To do:
Each line in the entries below that holds the string "intercept" is to be listed.

Provided information:
⁂

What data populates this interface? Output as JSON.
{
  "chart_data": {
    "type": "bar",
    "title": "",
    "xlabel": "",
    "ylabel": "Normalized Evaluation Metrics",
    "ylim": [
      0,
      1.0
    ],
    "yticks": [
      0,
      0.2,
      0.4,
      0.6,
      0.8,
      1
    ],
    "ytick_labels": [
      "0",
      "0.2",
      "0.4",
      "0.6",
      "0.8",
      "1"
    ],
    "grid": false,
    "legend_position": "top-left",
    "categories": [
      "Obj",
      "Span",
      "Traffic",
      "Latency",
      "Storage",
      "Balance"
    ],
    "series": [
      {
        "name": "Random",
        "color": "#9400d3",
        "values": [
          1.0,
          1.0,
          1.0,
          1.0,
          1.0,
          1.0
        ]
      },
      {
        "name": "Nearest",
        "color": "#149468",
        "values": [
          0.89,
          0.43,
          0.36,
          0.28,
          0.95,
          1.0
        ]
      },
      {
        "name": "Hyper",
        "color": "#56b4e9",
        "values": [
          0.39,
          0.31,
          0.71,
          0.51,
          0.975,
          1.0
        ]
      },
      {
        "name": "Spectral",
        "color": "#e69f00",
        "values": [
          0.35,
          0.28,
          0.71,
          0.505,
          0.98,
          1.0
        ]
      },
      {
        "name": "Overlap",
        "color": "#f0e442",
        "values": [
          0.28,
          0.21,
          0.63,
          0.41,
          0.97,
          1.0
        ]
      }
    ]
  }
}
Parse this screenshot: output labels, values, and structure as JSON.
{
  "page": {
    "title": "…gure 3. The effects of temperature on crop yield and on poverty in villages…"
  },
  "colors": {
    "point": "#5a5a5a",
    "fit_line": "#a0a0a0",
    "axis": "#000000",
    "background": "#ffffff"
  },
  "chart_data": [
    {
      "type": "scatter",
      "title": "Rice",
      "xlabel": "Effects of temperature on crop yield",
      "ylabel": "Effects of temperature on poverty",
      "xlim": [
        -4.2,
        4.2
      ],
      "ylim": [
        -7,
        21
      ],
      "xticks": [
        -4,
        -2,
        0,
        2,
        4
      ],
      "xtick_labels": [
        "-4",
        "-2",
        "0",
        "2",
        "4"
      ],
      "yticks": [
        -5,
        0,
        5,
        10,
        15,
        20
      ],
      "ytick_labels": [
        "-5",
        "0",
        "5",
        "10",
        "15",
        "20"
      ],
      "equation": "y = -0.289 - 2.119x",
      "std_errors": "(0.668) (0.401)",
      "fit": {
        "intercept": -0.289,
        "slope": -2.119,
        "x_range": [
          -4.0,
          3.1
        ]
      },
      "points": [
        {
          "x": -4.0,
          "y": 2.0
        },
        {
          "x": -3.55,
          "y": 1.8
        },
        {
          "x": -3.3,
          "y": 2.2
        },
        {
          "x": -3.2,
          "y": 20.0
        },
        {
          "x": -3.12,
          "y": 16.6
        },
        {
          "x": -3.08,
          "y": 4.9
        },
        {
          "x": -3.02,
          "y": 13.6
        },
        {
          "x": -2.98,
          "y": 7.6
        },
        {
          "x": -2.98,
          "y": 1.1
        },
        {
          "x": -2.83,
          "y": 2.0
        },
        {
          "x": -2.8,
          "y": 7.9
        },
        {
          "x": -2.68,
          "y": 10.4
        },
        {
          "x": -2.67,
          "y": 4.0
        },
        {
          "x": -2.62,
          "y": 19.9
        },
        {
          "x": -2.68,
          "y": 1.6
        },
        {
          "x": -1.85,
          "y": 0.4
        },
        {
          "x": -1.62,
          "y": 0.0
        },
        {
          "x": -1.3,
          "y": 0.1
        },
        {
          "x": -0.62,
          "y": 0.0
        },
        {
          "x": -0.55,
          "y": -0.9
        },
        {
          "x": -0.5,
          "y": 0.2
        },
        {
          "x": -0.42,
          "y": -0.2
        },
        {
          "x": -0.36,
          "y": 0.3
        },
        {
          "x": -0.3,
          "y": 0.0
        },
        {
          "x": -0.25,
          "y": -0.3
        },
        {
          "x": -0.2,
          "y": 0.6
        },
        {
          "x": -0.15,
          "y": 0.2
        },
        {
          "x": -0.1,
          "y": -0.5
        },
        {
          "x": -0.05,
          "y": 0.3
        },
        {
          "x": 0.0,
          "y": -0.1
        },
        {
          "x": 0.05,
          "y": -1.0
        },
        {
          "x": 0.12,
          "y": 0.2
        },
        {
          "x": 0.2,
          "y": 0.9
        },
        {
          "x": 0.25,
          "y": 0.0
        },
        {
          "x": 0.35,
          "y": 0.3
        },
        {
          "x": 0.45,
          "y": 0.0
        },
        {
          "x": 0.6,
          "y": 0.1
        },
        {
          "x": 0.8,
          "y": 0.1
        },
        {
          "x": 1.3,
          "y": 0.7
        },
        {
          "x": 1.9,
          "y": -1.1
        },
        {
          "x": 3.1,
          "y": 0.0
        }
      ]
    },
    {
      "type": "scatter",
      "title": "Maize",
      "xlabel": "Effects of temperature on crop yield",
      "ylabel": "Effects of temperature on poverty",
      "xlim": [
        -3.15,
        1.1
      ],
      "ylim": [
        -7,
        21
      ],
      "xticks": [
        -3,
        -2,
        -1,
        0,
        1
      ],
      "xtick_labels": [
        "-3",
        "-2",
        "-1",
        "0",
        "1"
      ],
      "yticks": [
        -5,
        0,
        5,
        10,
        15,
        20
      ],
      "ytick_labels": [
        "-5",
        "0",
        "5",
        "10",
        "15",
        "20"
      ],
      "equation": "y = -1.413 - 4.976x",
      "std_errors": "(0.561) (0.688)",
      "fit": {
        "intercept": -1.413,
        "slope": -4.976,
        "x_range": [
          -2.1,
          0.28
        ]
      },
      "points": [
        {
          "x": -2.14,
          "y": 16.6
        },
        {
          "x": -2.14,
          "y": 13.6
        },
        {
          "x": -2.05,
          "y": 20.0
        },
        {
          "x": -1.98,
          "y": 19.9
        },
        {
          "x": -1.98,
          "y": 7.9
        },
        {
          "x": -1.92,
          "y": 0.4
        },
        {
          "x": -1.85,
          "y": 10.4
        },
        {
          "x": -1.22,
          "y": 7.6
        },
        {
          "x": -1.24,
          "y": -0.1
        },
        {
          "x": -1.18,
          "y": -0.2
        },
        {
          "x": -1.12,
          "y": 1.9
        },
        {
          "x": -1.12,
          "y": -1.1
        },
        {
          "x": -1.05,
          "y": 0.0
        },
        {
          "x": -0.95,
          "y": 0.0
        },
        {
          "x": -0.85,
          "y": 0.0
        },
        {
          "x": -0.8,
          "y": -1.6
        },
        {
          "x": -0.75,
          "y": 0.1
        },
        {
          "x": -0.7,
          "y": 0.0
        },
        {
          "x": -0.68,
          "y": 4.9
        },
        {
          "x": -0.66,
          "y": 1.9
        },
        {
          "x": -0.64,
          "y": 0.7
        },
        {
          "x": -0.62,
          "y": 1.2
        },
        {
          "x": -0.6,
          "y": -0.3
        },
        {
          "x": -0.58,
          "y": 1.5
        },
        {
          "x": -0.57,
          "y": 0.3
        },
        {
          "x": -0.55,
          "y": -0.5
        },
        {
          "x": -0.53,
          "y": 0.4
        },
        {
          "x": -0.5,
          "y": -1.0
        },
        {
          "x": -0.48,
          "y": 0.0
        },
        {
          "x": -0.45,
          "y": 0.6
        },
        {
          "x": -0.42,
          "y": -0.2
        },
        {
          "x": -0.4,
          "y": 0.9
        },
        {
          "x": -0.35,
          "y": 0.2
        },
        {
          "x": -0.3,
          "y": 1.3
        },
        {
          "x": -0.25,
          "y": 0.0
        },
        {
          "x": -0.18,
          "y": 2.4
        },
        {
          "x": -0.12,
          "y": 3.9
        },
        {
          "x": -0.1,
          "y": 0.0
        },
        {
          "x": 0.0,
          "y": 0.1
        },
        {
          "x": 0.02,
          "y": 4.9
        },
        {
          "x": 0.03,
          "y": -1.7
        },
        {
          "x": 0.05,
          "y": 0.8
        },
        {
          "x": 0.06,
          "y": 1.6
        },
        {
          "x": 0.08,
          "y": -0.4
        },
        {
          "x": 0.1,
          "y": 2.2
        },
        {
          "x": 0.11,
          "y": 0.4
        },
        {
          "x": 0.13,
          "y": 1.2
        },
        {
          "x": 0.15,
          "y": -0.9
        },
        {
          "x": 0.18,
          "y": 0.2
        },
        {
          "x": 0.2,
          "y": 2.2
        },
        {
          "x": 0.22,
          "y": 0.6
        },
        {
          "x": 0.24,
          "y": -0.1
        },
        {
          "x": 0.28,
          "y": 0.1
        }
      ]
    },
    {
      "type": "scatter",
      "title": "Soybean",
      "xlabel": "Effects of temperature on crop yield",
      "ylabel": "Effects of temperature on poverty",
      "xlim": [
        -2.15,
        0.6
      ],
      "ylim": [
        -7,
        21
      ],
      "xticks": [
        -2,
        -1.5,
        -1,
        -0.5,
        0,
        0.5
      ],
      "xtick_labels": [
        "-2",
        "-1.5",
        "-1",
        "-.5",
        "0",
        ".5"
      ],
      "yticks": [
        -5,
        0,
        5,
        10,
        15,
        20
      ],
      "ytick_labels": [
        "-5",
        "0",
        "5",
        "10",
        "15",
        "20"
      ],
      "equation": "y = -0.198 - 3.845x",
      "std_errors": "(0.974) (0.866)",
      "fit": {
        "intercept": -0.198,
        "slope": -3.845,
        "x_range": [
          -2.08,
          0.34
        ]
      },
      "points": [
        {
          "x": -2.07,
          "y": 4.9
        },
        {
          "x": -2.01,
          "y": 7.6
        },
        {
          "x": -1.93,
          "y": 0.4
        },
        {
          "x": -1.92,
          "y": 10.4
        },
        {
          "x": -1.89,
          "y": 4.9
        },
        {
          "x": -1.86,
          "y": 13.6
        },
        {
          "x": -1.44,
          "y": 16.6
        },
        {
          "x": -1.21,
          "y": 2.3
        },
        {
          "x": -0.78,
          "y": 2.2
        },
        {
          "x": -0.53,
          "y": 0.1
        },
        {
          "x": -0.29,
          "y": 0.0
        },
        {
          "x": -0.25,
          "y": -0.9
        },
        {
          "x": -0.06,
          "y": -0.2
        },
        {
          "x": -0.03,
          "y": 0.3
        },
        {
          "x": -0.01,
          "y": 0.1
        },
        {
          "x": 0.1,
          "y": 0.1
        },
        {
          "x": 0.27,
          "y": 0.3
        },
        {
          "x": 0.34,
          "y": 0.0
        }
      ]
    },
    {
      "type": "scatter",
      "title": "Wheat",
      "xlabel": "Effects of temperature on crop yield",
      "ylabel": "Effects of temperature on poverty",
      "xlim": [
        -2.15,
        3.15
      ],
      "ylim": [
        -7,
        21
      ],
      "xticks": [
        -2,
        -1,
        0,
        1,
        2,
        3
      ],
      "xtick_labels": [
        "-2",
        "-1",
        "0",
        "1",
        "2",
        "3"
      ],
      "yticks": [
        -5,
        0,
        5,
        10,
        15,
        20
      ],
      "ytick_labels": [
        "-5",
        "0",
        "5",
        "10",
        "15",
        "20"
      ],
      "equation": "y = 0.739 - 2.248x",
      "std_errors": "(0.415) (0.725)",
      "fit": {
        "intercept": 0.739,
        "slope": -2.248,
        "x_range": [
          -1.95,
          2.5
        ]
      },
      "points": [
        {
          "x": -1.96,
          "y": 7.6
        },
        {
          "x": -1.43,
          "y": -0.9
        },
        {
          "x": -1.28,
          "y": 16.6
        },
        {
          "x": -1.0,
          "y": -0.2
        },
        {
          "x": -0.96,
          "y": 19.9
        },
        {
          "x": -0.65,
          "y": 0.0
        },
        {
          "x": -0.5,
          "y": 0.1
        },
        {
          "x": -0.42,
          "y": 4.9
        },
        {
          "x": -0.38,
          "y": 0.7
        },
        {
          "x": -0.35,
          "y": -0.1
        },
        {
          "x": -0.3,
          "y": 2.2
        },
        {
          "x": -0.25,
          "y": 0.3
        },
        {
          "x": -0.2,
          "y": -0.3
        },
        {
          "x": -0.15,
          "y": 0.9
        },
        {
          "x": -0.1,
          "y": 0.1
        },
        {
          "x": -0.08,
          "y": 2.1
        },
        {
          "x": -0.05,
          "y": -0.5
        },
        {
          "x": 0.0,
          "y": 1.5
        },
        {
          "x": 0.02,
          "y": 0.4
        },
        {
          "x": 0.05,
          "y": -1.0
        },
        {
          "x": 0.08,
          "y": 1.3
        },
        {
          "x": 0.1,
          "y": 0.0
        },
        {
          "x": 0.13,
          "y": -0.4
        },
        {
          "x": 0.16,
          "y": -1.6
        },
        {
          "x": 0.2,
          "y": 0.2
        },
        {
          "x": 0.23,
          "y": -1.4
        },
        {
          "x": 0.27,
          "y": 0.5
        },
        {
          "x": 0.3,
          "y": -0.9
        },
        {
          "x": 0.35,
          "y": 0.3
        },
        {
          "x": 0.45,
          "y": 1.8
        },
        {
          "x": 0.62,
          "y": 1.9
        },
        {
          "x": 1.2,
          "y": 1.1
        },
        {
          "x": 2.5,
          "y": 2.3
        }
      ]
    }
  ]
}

⁂

Reply:
        "intercept": -0.289,
        "intercept": -1.413,
        "intercept": -0.198,
        "intercept": 0.739,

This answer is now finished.